• _What the exercise asks_:
Your task is to output the listing word for word, with pictures excluded.
──────────────────────────────
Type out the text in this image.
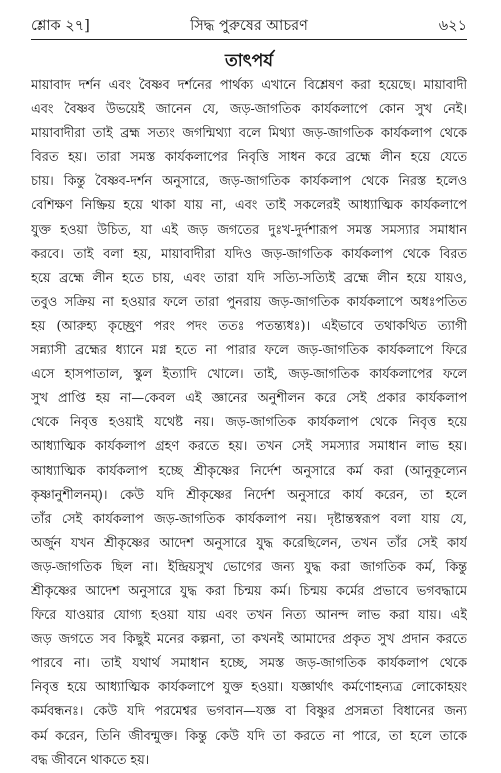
শ্লোক ২৭]	সিদ্ধ পুরুষের আচরণ	৬২১
তাৎপর্য
মায়াবাদ দর্শন এবং বৈষ্ণব দর্শনের পার্থক্য এখানে বিশ্লেষণ করা হয়েছে। মায়াবাদী
এবং বৈষ্ণব উভয়েই জানেন যে, জড়-জাগতিক কার্যকলাপে কোন সুখ নেই।
মায়াবাদীরা তাই ব্রহ্ম সত্যং জগন্মিথ্যা বলে মিথ্যা জড়-জাগতিক কার্যকলাপ থেকে
বিরত হয়। তারা সমস্ত কার্যকলাপের নিবৃত্তি সাধন করে ব্রহ্মে লীন হয়ে যেতে
চায়। কিন্তু বৈষ্ণব-দর্শন অনুসারে, জড়-জাগতিক কার্যকলাপ থেকে নিরস্ত হলেও
বেশিক্ষণ নিষ্ক্রিয় হয়ে থাকা যায় না, এবং তাই সকলেরই আধ্যাত্মিক কার্যকলাপে
যুক্ত হওয়া উচিত, যা এই জড় জগতের দুঃখ-দুর্দশারূপ সমস্ত সমস্যার সমাধান
করবে। তাই বলা হয়, মায়াবাদীরা যদিও জড়-জাগতিক কার্যকলাপ থেকে বিরত
হয়ে ব্রহ্মে লীন হতে চায়, এবং তারা যদি সত্যি-সত্যিই ব্রহ্মে লীন হয়ে যায়ও,
তবুও সক্রিয় না হওয়ার ফলে তারা পুনরায় জড়-জাগতিক কার্যকলাপে অধঃপতিত
হয় (আরুহ্য কৃচ্ছ্রেণ পরং পদং ততঃ পতন্ত্যধঃ)। এইভাবে তথাকথিত ত্যাগী
সন্ন্যাসী ব্রহ্মের ধ্যানে মগ্ন হতে না পারার ফলে জড়-জাগতিক কার্যকলাপে ফিরে
এসে হাসপাতাল, স্কুল ইত্যাদি খোলে। তাই, জড়-জাগতিক কার্যকলাপের ফলে
সুখ প্রাপ্তি হয় না—কেবল এই জ্ঞানের অনুশীলন করে সেই প্রকার কার্যকলাপ
থেকে নিবৃত্ত হওয়াই যথেষ্ট নয়। জড়-জাগতিক কার্যকলাপ থেকে নিবৃত্ত হয়ে
আধ্যাত্মিক কার্যকলাপ গ্রহণ করতে হয়। তখন সেই সমস্যার সমাধান লাভ হয়।
আধ্যাত্মিক কার্যকলাপ হচ্ছে শ্রীকৃষ্ণের নির্দেশ অনুসারে কর্ম করা (আনুকূল্যেন
কৃষ্ণানুশীলনম্)। কেউ যদি শ্রীকৃষ্ণের নির্দেশ অনুসারে কার্য করেন, তা হলে
তাঁর সেই কার্যকলাপ জড়-জাগতিক কার্যকলাপ নয়। দৃষ্টান্তস্বরূপ বলা যায় যে,
অর্জুন যখন শ্রীকৃষ্ণের আদেশ অনুসারে যুদ্ধ করেছিলেন, তখন তাঁর সেই কার্য
জড়-জাগতিক ছিল না। ইন্দ্রিয়সুখ ভোগের জন্য যুদ্ধ করা জাগতিক কর্ম, কিন্তু
শ্রীকৃষ্ণের আদেশ অনুসারে যুদ্ধ করা চিন্ময় কর্ম। চিন্ময় কর্মের প্রভাবে ভগবদ্ধামে
ফিরে যাওয়ার যোগ্য হওয়া যায় এবং তখন নিত্য আনন্দ লাভ করা যায়। এই
জড় জগতে সব কিছুই মনের কল্পনা, তা কখনই আমাদের প্রকৃত সুখ প্রদান করতে
পারবে না। তাই যথার্থ সমাধান হচ্ছে, সমস্ত জড়-জাগতিক কার্যকলাপ থেকে
নিবৃত্ত হয়ে আধ্যাত্মিক কার্যকলাপে যুক্ত হওয়া। যজ্ঞার্থাৎ কর্মণোহন্যত্র লোকোহয়ং
কর্মবন্ধনঃ। কেউ যদি পরমেশ্বর ভগবান—যজ্ঞ বা বিষ্ণুর প্রসন্নতা বিধানের জন্য
কর্ম করেন, তিনি জীবন্মুক্ত। কিন্তু কেউ যদি তা করতে না পারে, তা হলে তাকে
বদ্ধ জীবনে থাকতে হয়।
──────────────────────────────
• _Full solution_:
Type out the text in this image.
শ্লোক ২৭]	সিদ্ধ পুরুষের আচরণ	৬২১
তাৎপর্য
মায়াবাদ দর্শন এবং বৈষ্ণব দর্শনের পার্থক্য এখানে বিশ্লেষণ করা হয়েছে। মায়াবাদী
এবং বৈষ্ণব উভয়েই জানেন যে, জড়-জাগতিক কার্যকলাপে কোন সুখ নেই।
মায়াবাদীরা তাই ব্রহ্ম সত্যং জগন্মিথ্যা বলে মিথ্যা জড়-জাগতিক কার্যকলাপ থেকে
বিরত হয়। তারা সমস্ত কার্যকলাপের নিবৃত্তি সাধন করে ব্রহ্মে লীন হয়ে যেতে
চায়। কিন্তু বৈষ্ণব-দর্শন অনুসারে, জড়-জাগতিক কার্যকলাপ থেকে নিরস্ত হলেও
বেশিক্ষণ নিষ্ক্রিয় হয়ে থাকা যায় না, এবং তাই সকলেরই আধ্যাত্মিক কার্যকলাপে
যুক্ত হওয়া উচিত, যা এই জড় জগতের দুঃখ-দুর্দশারূপ সমস্ত সমস্যার সমাধান
করবে। তাই বলা হয়, মায়াবাদীরা যদিও জড়-জাগতিক কার্যকলাপ থেকে বিরত
হয়ে ব্রহ্মে লীন হতে চায়, এবং তারা যদি সত্যি-সত্যিই ব্রহ্মে লীন হয়ে যায়ও,
তবুও সক্রিয় না হওয়ার ফলে তারা পুনরায় জড়-জাগতিক কার্যকলাপে অধঃপতিত
হয় (আরুহ্য কৃচ্ছ্রেণ পরং পদং ততঃ পতন্ত্যধঃ)। এইভাবে তথাকথিত ত্যাগী
সন্ন্যাসী ব্রহ্মের ধ্যানে মগ্ন হতে না পারার ফলে জড়-জাগতিক কার্যকলাপে ফিরে
এসে হাসপাতাল, স্কুল ইত্যাদি খোলে। তাই, জড়-জাগতিক কার্যকলাপের ফলে
সুখ প্রাপ্তি হয় না—কেবল এই জ্ঞানের অনুশীলন করে সেই প্রকার কার্যকলাপ
থেকে নিবৃত্ত হওয়াই যথেষ্ট নয়। জড়-জাগতিক কার্যকলাপ থেকে নিবৃত্ত হয়ে
আধ্যাত্মিক কার্যকলাপ গ্রহণ করতে হয়। তখন সেই সমস্যার সমাধান লাভ হয়।
আধ্যাত্মিক কার্যকলাপ হচ্ছে শ্রীকৃষ্ণের নির্দেশ অনুসারে কর্ম করা (আনুকূল্যেন
কৃষ্ণানুশীলনম্)। কেউ যদি শ্রীকৃষ্ণের নির্দেশ অনুসারে কার্য করেন, তা হলে
তাঁর সেই কার্যকলাপ জড়-জাগতিক কার্যকলাপ নয়। দৃষ্টান্তস্বরূপ বলা যায় যে,
অর্জুন যখন শ্রীকৃষ্ণের আদেশ অনুসারে যুদ্ধ করেছিলেন, তখন তাঁর সেই কার্য
জড়-জাগতিক ছিল না। ইন্দ্রিয়সুখ ভোগের জন্য যুদ্ধ করা জাগতিক কর্ম, কিন্তু
শ্রীকৃষ্ণের আদেশ অনুসারে যুদ্ধ করা চিন্ময় কর্ম। চিন্ময় কর্মের প্রভাবে ভগবদ্ধামে
ফিরে যাওয়ার যোগ্য হওয়া যায় এবং তখন নিত্য আনন্দ লাভ করা যায়। এই
জড় জগতে সব কিছুই মনের কল্পনা, তা কখনই আমাদের প্রকৃত সুখ প্রদান করতে
পারবে না। তাই যথার্থ সমাধান হচ্ছে, সমস্ত জড়-জাগতিক কার্যকলাপ থেকে
নিবৃত্ত হয়ে আধ্যাত্মিক কার্যকলাপে যুক্ত হওয়া। যজ্ঞার্থাৎ কর্মণোহন্যত্র লোকোহয়ং
কর্মবন্ধনঃ। কেউ যদি পরমেশ্বর ভগবান—যজ্ঞ বা বিষ্ণুর প্রসন্নতা বিধানের জন্য
কর্ম করেন, তিনি জীবন্মুক্ত। কিন্তু কেউ যদি তা করতে না পারে, তা হলে তাকে
বদ্ধ জীবনে থাকতে হয়।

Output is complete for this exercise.